§ **What you have to do**
Go through the listing and set it down exactly, leaving out its pictures.

§ **Data excerpts**
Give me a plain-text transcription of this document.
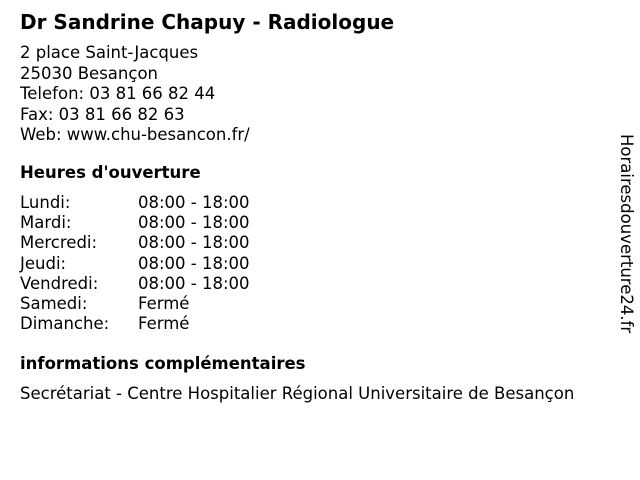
Dr Sandrine Chapuy - Radiologue
2 place Saint-Jacques
25030 Besançon
Telefon: 03 81 66 82 44
Fax: 03 81 66 82 63
Web: www.chu-besancon.fr/
Heures d'ouverture
Lundi:	08:00 - 18:00
Mardi:	08:00 - 18:00
Mercredi: 08:00 - 18:00
Jeudi:	08:00 - 18:00
Vendredi: 08:00 - 18:00
Samedi:	Fermé
Dimanche: Fermé
informations complémentaires
Secrétariat - Centre Hospitalier Régional Universitaire de Besançon
Horairesdouverture24.fr
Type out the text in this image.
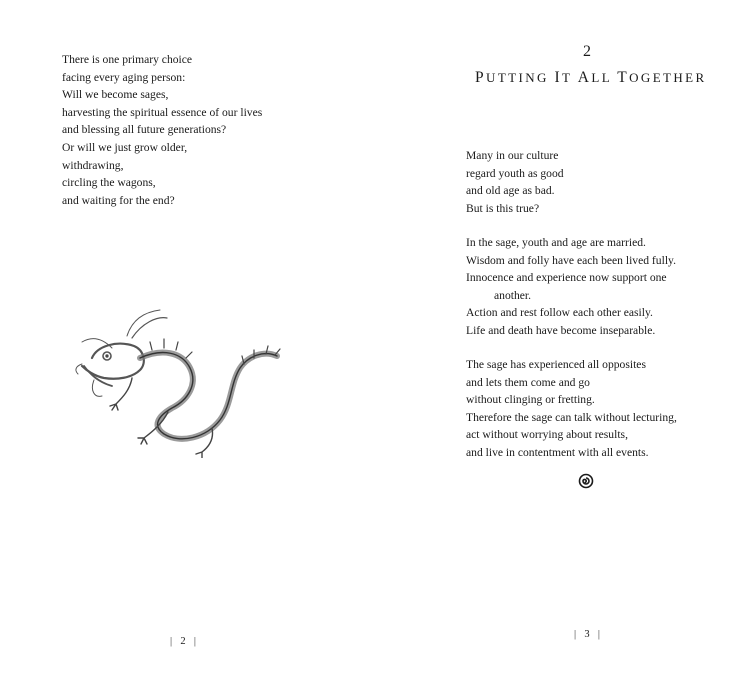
There is one primary choice
facing every aging person:
Will we become sages,
harvesting the spiritual essence of our lives
and blessing all future generations?
Or will we just grow older,
withdrawing,
circling the wagons,
and waiting for the end?
| 2 |
2
PUTTING IT ALL TOGETHER
Many in our culture
regard youth as good
and old age as bad.
But is this true?
In the sage, youth and age are married.
Wisdom and folly have each been lived fully.
Innocence and experience now support one
another.
Action and rest follow each other easily.
Life and death have become inseparable.
The sage has experienced all opposites
and lets them come and go
without clinging or fretting.
Therefore the sage can talk without lecturing,
act without worrying about results,
and live in contentment with all events.
| 3 |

§ **Response to this task**
Give me a plain-text transcription of this document.
Dr Sandrine Chapuy - Radiologue
2 place Saint-Jacques
25030 Besançon
Telefon: 03 81 66 82 44
Fax: 03 81 66 82 63
Web: www.chu-besancon.fr/
Heures d'ouverture
Lundi:	08:00 - 18:00
Mardi:	08:00 - 18:00
Mercredi: 08:00 - 18:00
Jeudi:	08:00 - 18:00
Vendredi: 08:00 - 18:00
Samedi:	Fermé
Dimanche: Fermé
informations complémentaires
Secrétariat - Centre Hospitalier Régional Universitaire de Besançon
Horairesdouverture24.fr
Type out the text in this image.
There is one primary choice
facing every aging person:
Will we become sages,
harvesting the spiritual essence of our lives
and blessing all future generations?
Or will we just grow older,
withdrawing,
circling the wagons,
and waiting for the end?
| 2 |
2
PUTTING IT ALL TOGETHER
Many in our culture
regard youth as good
and old age as bad.
But is this true?
In the sage, youth and age are married.
Wisdom and folly have each been lived fully.
Innocence and experience now support one
another.
Action and rest follow each other easily.
Life and death have become inseparable.
The sage has experienced all opposites
and lets them come and go
without clinging or fretting.
Therefore the sage can talk without lecturing,
act without worrying about results,
and live in contentment with all events.
| 3 |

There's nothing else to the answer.